Exercise goal: Set down the records once more, please, exactly and with the pictures left out.

begin Dataset entries

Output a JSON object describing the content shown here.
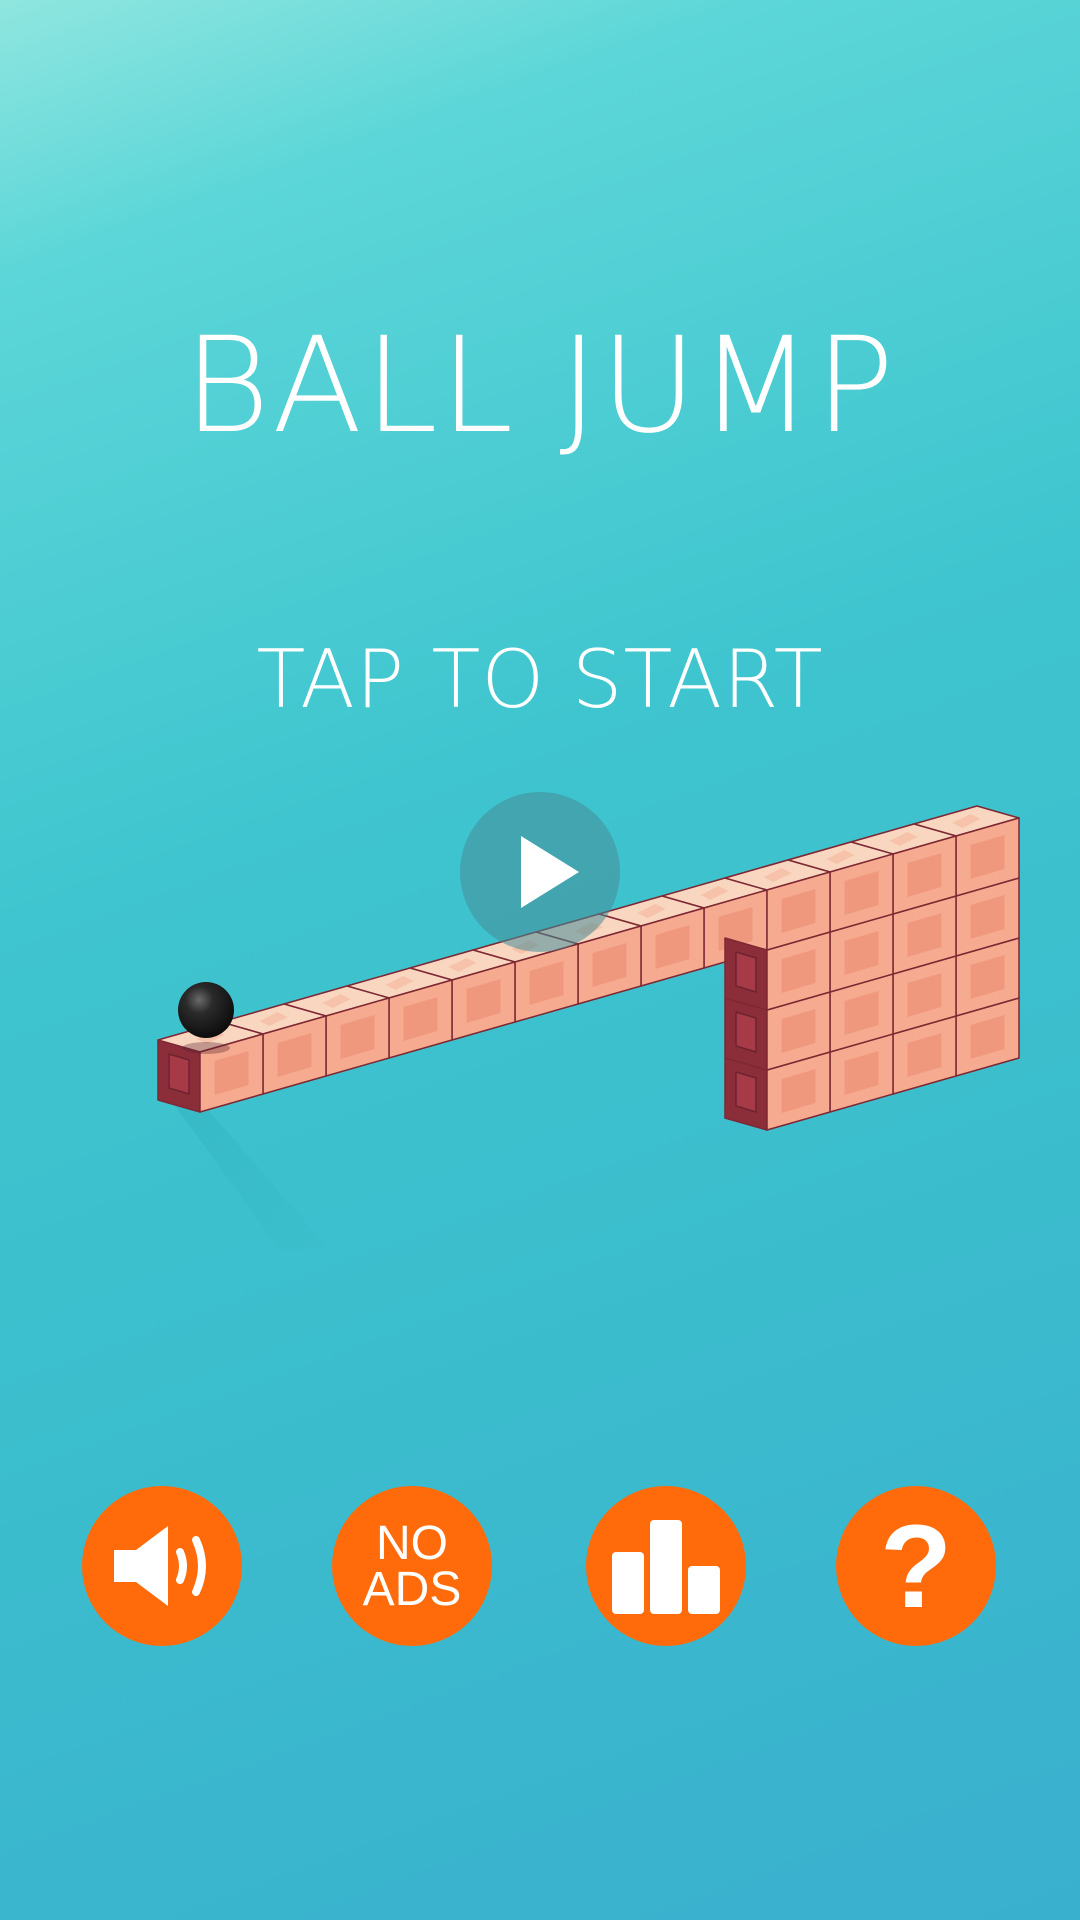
{
  "game": {
    "title": "BALL JUMP",
    "prompt": "TAP TO START"
  },
  "play_button": {
    "icon": "play-icon"
  },
  "buttons": {
    "sound": {
      "icon": "speaker-sound-icon"
    },
    "no_ads": {
      "line1": "NO",
      "line2": "ADS"
    },
    "leaderboard": {
      "icon": "podium-icon"
    },
    "help": {
      "glyph": "?"
    }
  },
  "colors": {
    "accent_button": "#ff6a0a",
    "block_top": "#f9d6c0",
    "block_front": "#f6ab90",
    "block_side": "#8c2e3a",
    "ball": "#1c1c1c"
  }
}
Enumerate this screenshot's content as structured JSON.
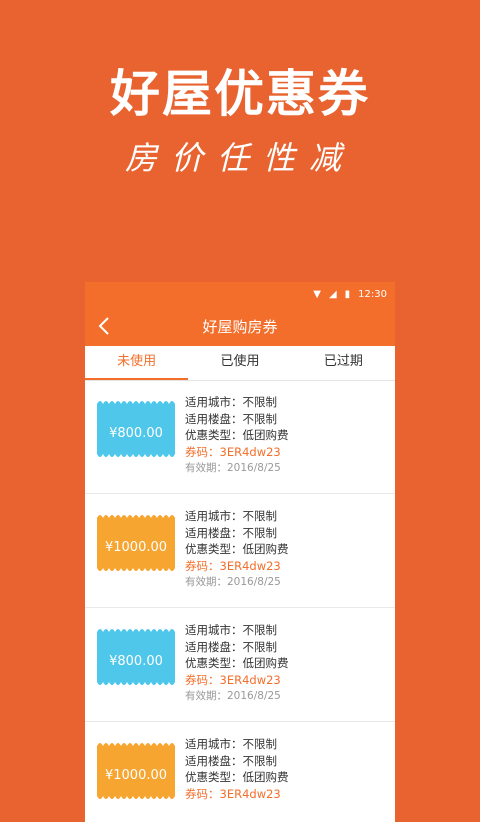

end Dataset entries

Exercise answer:
Output a JSON object describing the content shown here.
{
  "game": {
    "title": "BALL JUMP",
    "prompt": "TAP TO START"
  },
  "play_button": {
    "icon": "play-icon"
  },
  "buttons": {
    "sound": {
      "icon": "speaker-sound-icon"
    },
    "no_ads": {
      "line1": "NO",
      "line2": "ADS"
    },
    "leaderboard": {
      "icon": "podium-icon"
    },
    "help": {
      "glyph": "?"
    }
  },
  "colors": {
    "accent_button": "#ff6a0a",
    "block_top": "#f9d6c0",
    "block_front": "#f6ab90",
    "block_side": "#8c2e3a",
    "ball": "#1c1c1c"
  }
}
Enumerate this screenshot's content as structured JSON.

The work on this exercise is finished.